───── DATA FOR PROCESSING
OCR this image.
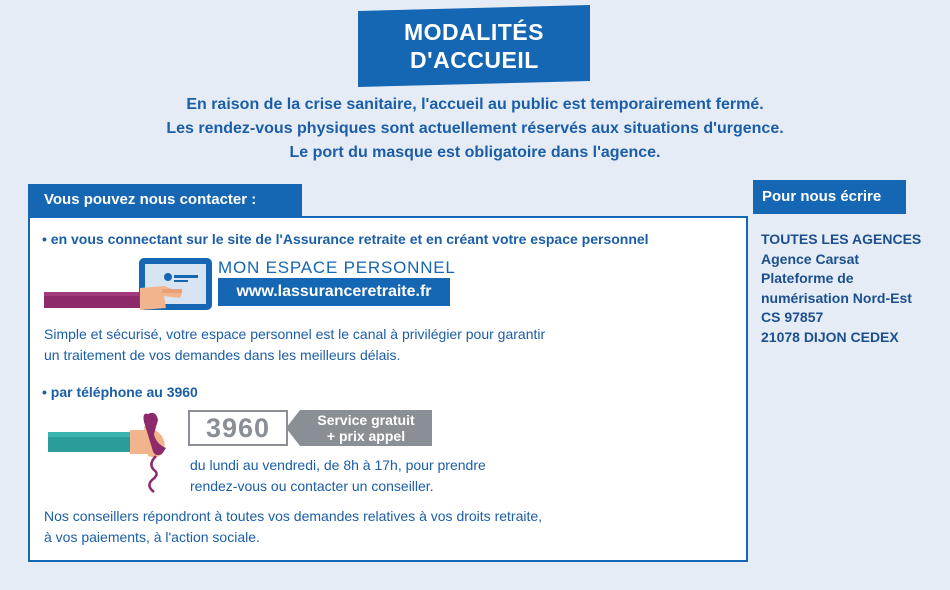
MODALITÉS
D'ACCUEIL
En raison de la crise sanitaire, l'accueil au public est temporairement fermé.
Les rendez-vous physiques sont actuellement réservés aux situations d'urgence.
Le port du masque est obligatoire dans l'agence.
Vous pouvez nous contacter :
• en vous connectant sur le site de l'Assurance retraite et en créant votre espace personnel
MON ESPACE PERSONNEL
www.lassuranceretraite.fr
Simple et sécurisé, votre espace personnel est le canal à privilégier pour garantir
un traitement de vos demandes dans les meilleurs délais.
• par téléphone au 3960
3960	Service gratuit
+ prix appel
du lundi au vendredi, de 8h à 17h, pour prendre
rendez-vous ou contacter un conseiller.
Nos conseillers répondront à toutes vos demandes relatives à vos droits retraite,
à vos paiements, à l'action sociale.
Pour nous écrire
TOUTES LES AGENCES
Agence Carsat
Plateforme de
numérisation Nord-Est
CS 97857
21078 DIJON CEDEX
──────────
## INSTRUCTION:
Make an exact copy of every record, pictures excluded.

## SOLUTION TO THIS TASK:
OCR this image.
MODALITÉS
D'ACCUEIL
En raison de la crise sanitaire, l'accueil au public est temporairement fermé.
Les rendez-vous physiques sont actuellement réservés aux situations d'urgence.
Le port du masque est obligatoire dans l'agence.
Vous pouvez nous contacter :
• en vous connectant sur le site de l'Assurance retraite et en créant votre espace personnel
MON ESPACE PERSONNEL
www.lassuranceretraite.fr
Simple et sécurisé, votre espace personnel est le canal à privilégier pour garantir
un traitement de vos demandes dans les meilleurs délais.
• par téléphone au 3960
3960	Service gratuit
+ prix appel
du lundi au vendredi, de 8h à 17h, pour prendre
rendez-vous ou contacter un conseiller.
Nos conseillers répondront à toutes vos demandes relatives à vos droits retraite,
à vos paiements, à l'action sociale.
Pour nous écrire
TOUTES LES AGENCES
Agence Carsat
Plateforme de
numérisation Nord-Est
CS 97857
21078 DIJON CEDEX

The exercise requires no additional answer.